> **Consigne**
Reproduisez, dans le discours prononcé au congrès de l'ADF, le passage situé entre « Je veux d’abord » et « de la festivité. », bornes comprises.

Mesdames, messieurs,

Chers collègues,

Je veux d’abord remercier Patrick KANNER qui nous accueille dans ce magnifique département du Nord. S’il est le plus grand département par le nombre d’habitants, convenons qu’il est également l’un des plus grands pour ce qui est de l’accueil, de la convivialité et de la festivité. 

Je veux aussi bien sur remercier notre président Claudy LEBRETON, de nous réunir ici à Lille pour ce 83ème congrès de l’ADF qui se déroule cette année dans le cadre de la première convention des départements de France, permettant ainsi à nos collègues conseillers généraux de nous rejoindre lors de la dernière journée.


Bruno SIDO nous a fait part hier en bureau de l’ADF de l’intention des présidents et des élus du groupe de droite du centre et des indépendants de ne pas participer à cette dernière journée de rencontre des conseillers généraux. C’est regrettable, alors même qu’il s’agit d’une occasion rare pour les acteurs des départements de se retrouver ensemble.

> **Données présentées**

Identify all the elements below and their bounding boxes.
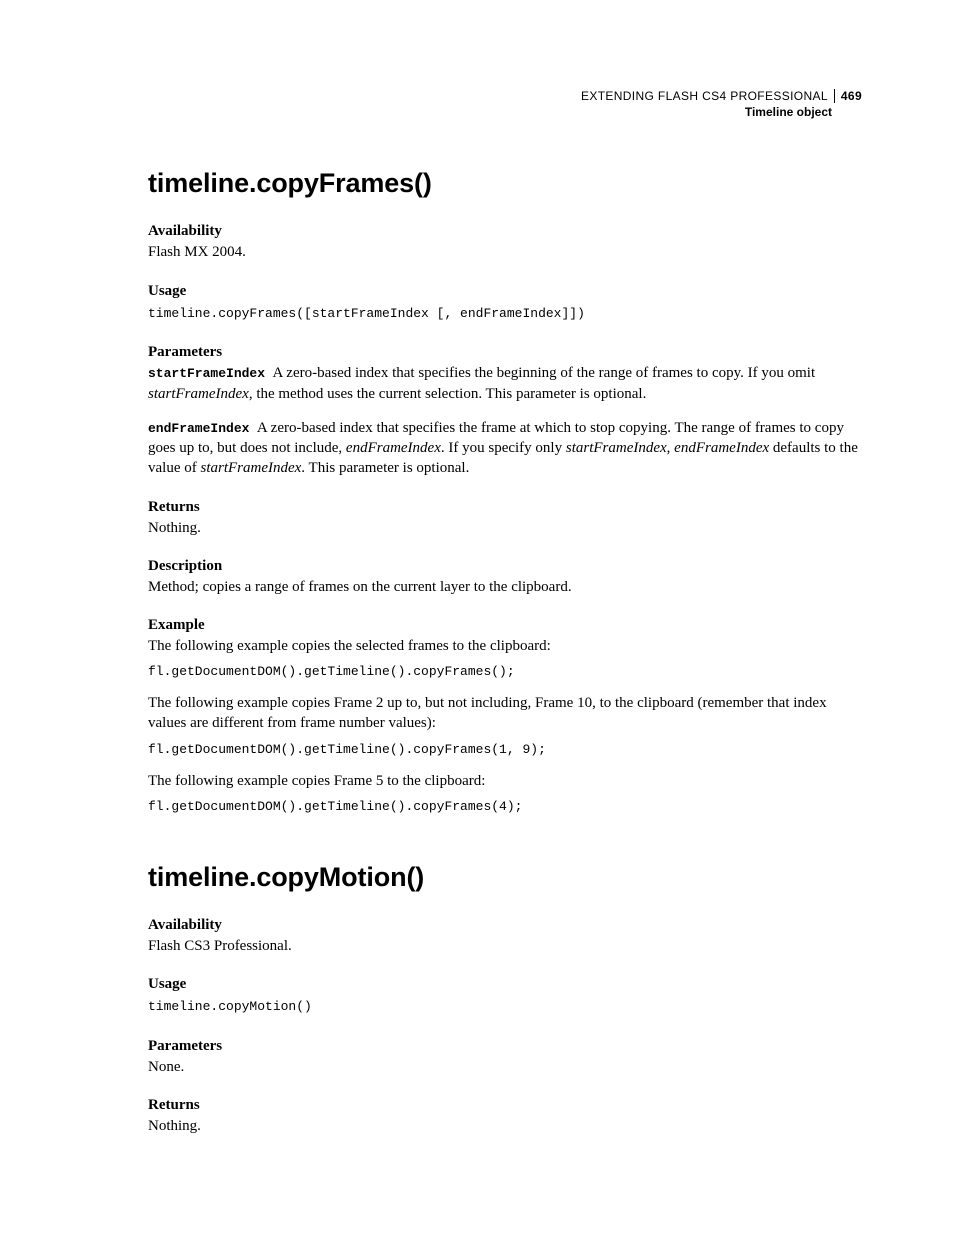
chapter-title: Timeline object <box>148 104 862 120</box>
param-em: endFrameIndex <box>346 440 441 456</box>
example-intro: The following example copies the selecte… <box>148 636 862 656</box>
availability-label: Availability <box>148 223 862 240</box>
param-name: endFrameIndex <box>148 421 249 436</box>
availability-body: Flash CS3 Professional. <box>148 936 862 956</box>
param-text: A zero-based index that specifies the be… <box>273 365 816 381</box>
param-text: , the method uses the current selection.… <box>249 386 647 402</box>
parameters-body: None. <box>148 1057 862 1077</box>
example-code: fl.getDocumentDOM().getTimeline().copyFr… <box>148 740 862 761</box>
description-body: Method; copies a range of frames on the … <box>148 577 862 597</box>
usage-code: timeline.copyFrames([startFrameIndex [, … <box>148 304 862 325</box>
availability-body: Flash MX 2004. <box>148 242 862 262</box>
returns-body: Nothing. <box>148 518 862 538</box>
page-container: EXTENDING FLASH CS4 PROFESSIONAL 469 Time… <box>0 0 954 1240</box>
param-em: endFrameIndex <box>674 440 769 456</box>
example-intro: The following example copies Frame 2 up … <box>148 693 862 734</box>
usage-label: Usage <box>148 976 862 993</box>
param-em: startFrameIndex <box>566 440 667 456</box>
param-text: . This parameter is optional. <box>301 460 469 476</box>
book-title: EXTENDING FLASH CS4 PROFESSIONAL <box>581 89 828 103</box>
method-copyframes: timeline.copyFrames() Availability Flash… <box>148 168 862 817</box>
example-label: Example <box>148 617 862 634</box>
param-em: startFrameIndex <box>200 460 301 476</box>
running-header: EXTENDING FLASH CS4 PROFESSIONAL 469 Time… <box>148 88 862 120</box>
method-title: timeline.copyFrames() <box>148 168 862 199</box>
param-endframeindex: endFrameIndex A zero-based index that sp… <box>148 418 862 479</box>
returns-body: Nothing. <box>148 1116 862 1136</box>
method-title: timeline.copyMotion() <box>148 862 862 893</box>
example-code: fl.getDocumentDOM().getTimeline().copyFr… <box>148 662 862 683</box>
description-label: Description <box>148 558 862 575</box>
example-code: fl.getDocumentDOM().getTimeline().copyFr… <box>148 797 862 818</box>
param-text: . If you specify only <box>441 440 566 456</box>
returns-label: Returns <box>148 499 862 516</box>
example-intro: The following example copies Frame 5 to … <box>148 771 862 791</box>
page-number: 469 <box>834 89 862 103</box>
usage-label: Usage <box>148 283 862 300</box>
parameters-label: Parameters <box>148 344 862 361</box>
param-name: startFrameIndex <box>148 366 265 381</box>
parameters-label: Parameters <box>148 1038 862 1055</box>
usage-code: timeline.copyMotion() <box>148 997 862 1018</box>
param-em: startFrameIndex <box>148 386 249 402</box>
method-copymotion: timeline.copyMotion() Availability Flash… <box>148 862 862 1137</box>
availability-label: Availability <box>148 917 862 934</box>
param-startframeindex: startFrameIndex A zero-based index that … <box>148 363 862 404</box>
returns-label: Returns <box>148 1097 862 1114</box>
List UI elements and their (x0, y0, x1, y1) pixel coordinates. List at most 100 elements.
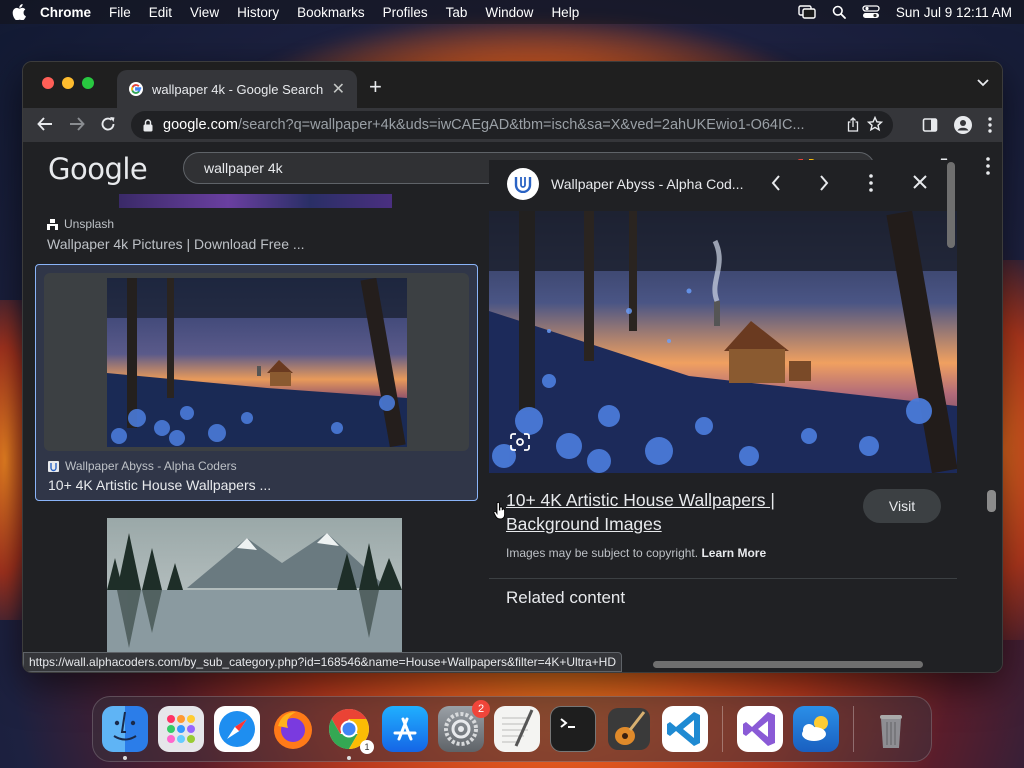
page-scrollbar-thumb[interactable] (987, 490, 996, 512)
search-query[interactable]: wallpaper 4k (204, 160, 283, 176)
menu-window[interactable]: Window (485, 5, 533, 20)
menu-profiles[interactable]: Profiles (383, 5, 428, 20)
firefox-icon[interactable] (270, 706, 316, 752)
result-title[interactable]: 10+ 4K Artistic House Wallpapers ... (48, 477, 271, 493)
google-favicon-icon (129, 82, 143, 96)
visit-button[interactable]: Visit (863, 489, 941, 523)
trash-icon[interactable] (868, 706, 914, 752)
apple-logo-icon[interactable] (12, 4, 26, 20)
window-controls (42, 77, 94, 89)
dock-separator (722, 706, 723, 752)
result-source-alphacoders[interactable]: Wallpaper Abyss - Alpha Coders (48, 459, 237, 473)
menu-bookmarks[interactable]: Bookmarks (297, 5, 365, 20)
lock-icon[interactable] (143, 118, 153, 132)
control-center-icon[interactable] (862, 5, 880, 19)
menu-tab[interactable]: Tab (446, 5, 468, 20)
browser-toolbar: google.com /search?q=wallpaper+4k&uds=iw… (23, 108, 1002, 142)
weather-cloud-sun-icon (802, 716, 828, 741)
menu-bar-clock[interactable]: Sun Jul 9 12:11 AM (896, 5, 1012, 20)
google-logo[interactable]: Google (48, 152, 148, 186)
menu-edit[interactable]: Edit (149, 5, 172, 20)
tab-title: wallpaper 4k - Google Search (152, 81, 324, 97)
app-store-a-icon (393, 717, 417, 741)
app-store-icon[interactable] (382, 706, 428, 752)
tab-search-chevron-icon[interactable] (976, 78, 990, 88)
result-thumbnail-partial[interactable] (119, 194, 392, 208)
profile-avatar-icon[interactable] (954, 116, 972, 134)
share-icon[interactable] (847, 117, 859, 132)
preview-scrollbar[interactable] (947, 162, 955, 248)
forward-arrow-icon[interactable] (69, 116, 85, 132)
minimize-window-button[interactable] (62, 77, 74, 89)
more-options-icon[interactable] (869, 174, 873, 192)
preview-site-name[interactable]: Wallpaper Abyss - Alpha Cod... (551, 176, 743, 192)
preview-page-title[interactable]: 10+ 4K Artistic House Wallpapers | Backg… (506, 488, 806, 536)
result-title[interactable]: Wallpaper 4k Pictures | Download Free ..… (47, 236, 305, 252)
previous-image-chevron-icon[interactable] (770, 174, 782, 192)
chrome-icon[interactable]: 1 (326, 706, 374, 760)
screen-mirroring-icon[interactable] (798, 5, 816, 19)
reload-icon[interactable] (100, 116, 116, 132)
system-settings-icon[interactable]: 2 (438, 700, 490, 752)
result-source-label: Wallpaper Abyss - Alpha Coders (65, 459, 237, 473)
close-window-button[interactable] (42, 77, 54, 89)
tab-google-search[interactable]: wallpaper 4k - Google Search ✕ (117, 70, 357, 108)
bookmark-star-icon[interactable] (867, 116, 883, 132)
address-bar[interactable]: google.com /search?q=wallpaper+4k&uds=iw… (131, 111, 893, 139)
selected-result-card[interactable]: Wallpaper Abyss - Alpha Coders 10+ 4K Ar… (35, 264, 478, 501)
menu-app-name[interactable]: Chrome (40, 5, 91, 20)
textedit-icon[interactable] (494, 706, 540, 752)
google-apps-icon[interactable] (986, 157, 990, 175)
tab-strip: wallpaper 4k - Google Search ✕ + (23, 62, 1002, 108)
textedit-pen-icon (502, 709, 534, 747)
guitar-icon (608, 708, 650, 750)
alphacoders-logo-icon (514, 177, 532, 193)
house-wallpaper-thumbnail[interactable] (107, 278, 407, 447)
next-image-chevron-icon[interactable] (818, 174, 830, 192)
finder-icon[interactable] (102, 706, 148, 760)
notification-badge: 2 (472, 700, 490, 718)
image-preview-panel: Wallpaper Abyss - Alpha Cod... 10+ 4K Ar… (489, 160, 957, 607)
tab-close-icon[interactable]: ✕ (332, 79, 345, 99)
learn-more-link[interactable]: Learn More (701, 546, 766, 560)
menu-bar: Chrome File Edit View History Bookmarks … (0, 0, 1024, 24)
trash-can-icon (880, 715, 902, 748)
menu-history[interactable]: History (237, 5, 279, 20)
preview-house-wallpaper-image[interactable] (489, 211, 957, 473)
mountain-lake-thumbnail[interactable] (107, 518, 402, 658)
spotlight-search-icon[interactable] (832, 5, 846, 19)
safari-compass-icon (219, 711, 255, 747)
new-tab-button[interactable]: + (369, 74, 382, 100)
dock-separator (853, 706, 854, 752)
chrome-menu-icon[interactable] (988, 117, 992, 133)
visual-studio-icon[interactable] (737, 706, 783, 752)
back-arrow-icon[interactable] (37, 116, 53, 132)
google-logo-text: Google (48, 152, 148, 186)
menu-file[interactable]: File (109, 5, 131, 20)
garageband-icon[interactable] (606, 706, 652, 752)
related-content-heading: Related content (506, 588, 626, 607)
vscode-logo-icon (667, 712, 700, 746)
menu-bar-status-area: Sun Jul 9 12:11 AM (798, 5, 1012, 20)
url-host: google.com (163, 117, 238, 133)
alphacoders-site-logo[interactable] (507, 168, 539, 200)
image-results-grid: Unsplash Wallpaper 4k Pictures | Downloa… (23, 194, 488, 672)
side-panel-icon[interactable] (922, 117, 938, 133)
url-path: /search?q=wallpaper+4k&uds=iwCAEgAD&tbm=… (237, 117, 805, 133)
vscode-icon[interactable] (662, 706, 708, 752)
result-source-unsplash[interactable]: Unsplash (47, 217, 114, 231)
menu-view[interactable]: View (190, 5, 219, 20)
toolbar-actions (922, 116, 992, 134)
running-indicator (123, 756, 127, 760)
terminal-prompt-icon (560, 718, 575, 728)
close-preview-icon[interactable] (912, 174, 928, 190)
lens-search-icon[interactable] (509, 432, 531, 452)
menu-help[interactable]: Help (551, 5, 579, 20)
zoom-window-button[interactable] (82, 77, 94, 89)
launchpad-icon[interactable] (158, 706, 204, 752)
safari-icon[interactable] (214, 706, 260, 752)
weather-icon[interactable] (793, 706, 839, 752)
horizontal-scrollbar[interactable] (653, 661, 923, 668)
terminal-icon[interactable] (550, 706, 596, 752)
pointer-hand-cursor-icon (493, 502, 506, 520)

> **Réponse attendue**
Je veux d’abord remercier Patrick KANNER qui nous accueille dans ce magnifique département du Nord. S’il est le plus grand département par le nombre d’habitants, convenons qu’il est également l’un des plus grands pour ce qui est de l’accueil, de la convivialité et de la festivité.